Text provided:
When searching the Scriptures for answers, many see Jesus portrayed as a sexless stoic. Certainly thousands, perhaps millions, have taken vows of celibacy believing they were following Jesus' example. So if the Bible offers no clues to the sex life of Jesus, where do we turn? Many, like Dan Brown, author of the New York Times best-seller The Da Vinci Code, have embraced the Gnostic Gospels to support their view that not only did Jesus have a sex life, but He was, in fact, married to Mary Magdalene.

What Are The Gnostic Gospels?
According to Luke 1:1, many gospel accounts had been written regarding the life of Jesus. So the four gospels, Matthew, Mark, Luke, and John, were merely four of many such accounts. Most of the others did not survive. But one fine day in 1945, everything changed. In a cave near Nag Hammadi, Egyptian peasants found a sealed jar which contained ancient manuscripts now known as the Gnostic Gospels. This includes: The Gospel of Thomas (circa 30-150CE), The Dialogue of the Savior (circa 100-150CE), The Gospel of Phillip (date uncertain), and The Gospel of Mary Magdalene (circa 80-180CE). Nobody knows for sure who wrote these Gnostic Gospels, or even when and where they were written.

Nevertheless, many Christians even today believe that Mary Magdalene was the leading disciple of Jesus. According to The Gospel of Phillip, the disciples were perplexed and bewildered by their close relationship. Were Jesus And Mary Magdalene Married? According to The Da Vinci Code, Jesus and Mary Magdalene were married. Author Dan Brown cites this passage from The Gospel of Phillip to support that position:

And the companion of the Savior is Mary Magdalene. Christ loved her more than all the disciples and used to kiss her often on the mouth. The rest of the disciples were offended by it and expressed disapproval. They said to Him, ‘Why do you love her more than all of us?’ ” ( The Da Vinci Code, page 246)

So what are we to make of all of this? Granted, many question the reliability of The Gnostic Gospels. But even if they are somewhat accurate, and even if Jesus really did kiss Mary Magdalene often, critics of Brown respond with, "So what? The Gospel of Phillip does not define the relationship between Jesus and Mary Magdalene in terms of physical intimacy or marriage." True. Nevertheless, if we were to find credible documentation that they were kissing often, wouldn't it be logical to conclude that they were, at the very least, intimately involved?

Data block:
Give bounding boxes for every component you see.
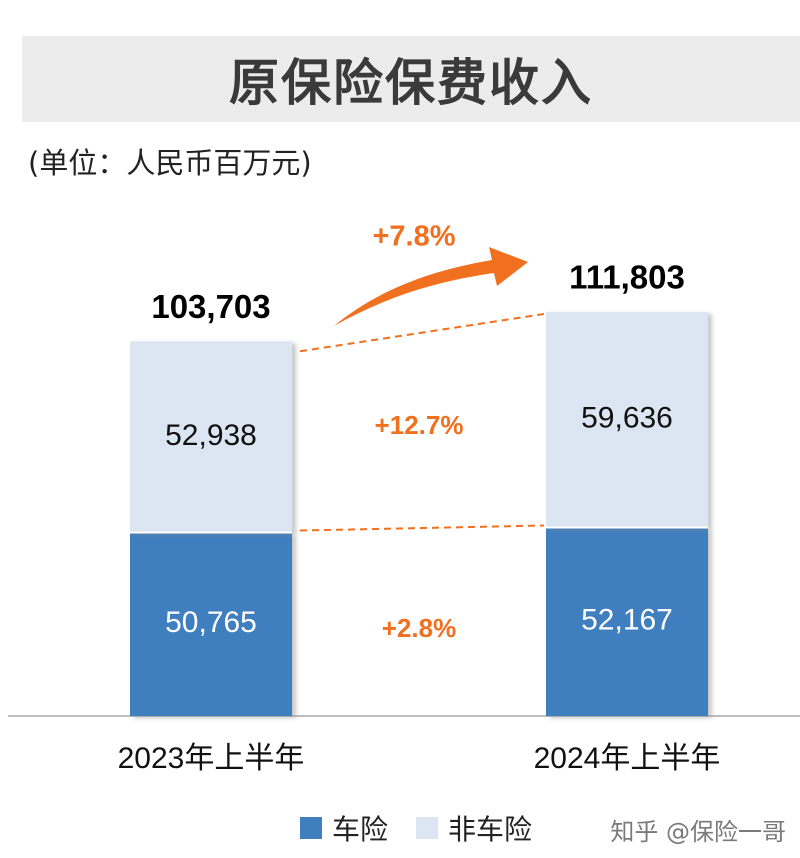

Problems:
1: List the manuscripts that the passage on Jesus and Mary Magdalene names as part of the Gnostic Gospels.
2: Write the next paragraph of the passage on Jesus and Mary Magdalene, picking up after its final question.

Per-task outputs:
1:
The Gospel of Thomas
The Dialogue of the Savior
The Gospel of Phillip
The Gospel of Mary Magdalene

2:
Maybe; maybe not.

When we examine similar language used in other documents written at approximately the same time, this could mean something else. For example, this same text goes on to commend Mary Magdalene for her unique spiritual insight. Jesus was the great teacher, she was his prize pupil. She understood his teachings when the other disciples didn't always quite get it. According to The Gnostic Bible, which is a standard scholarly translation of the passage:

The companion is Mary of Magdala. Jesus loved her more than His students. He kissed her often on her face, more than all His students (Barnstone, page 273).

So what was the significance of Jesus kissing Mary Magdalene often? According to The Gospel of Phillip:

For it is by a kiss that the perfect conceive and give birth. For this reason we also kiss one another. We receive conception from the grace that is in one another (58:30-59:6) .

Another gnostic writing, The Apocalypse of James, uses similar language to describe Christ’s special revelation:

And He kissed my mouth. He took hold of me saying, ‘My beloved! Behold, I shall reveal to you those things which neither the heavens nor the archons have known’ (Olson, Miesel, page 95) .

Male-Female Relationships In Jesus' Day: A Closer Look
In some ways, Jesus' treatment of Mary Magdalene and other women was a radical departure from the norm. In other ways, it was not. Similarities: A History Of Kissing First, let's look at some similarities. Kissing was commonplace during the time of Jesus (See Matthew 26:48, Mark 14:44, Luke 7:45, Luke 22:47, Luke 22:48, Romans 16:16, 1Corinthians 16:20, 2Corinthians 13:12, 1Thessalonians 5:26, 1Peter 5:14).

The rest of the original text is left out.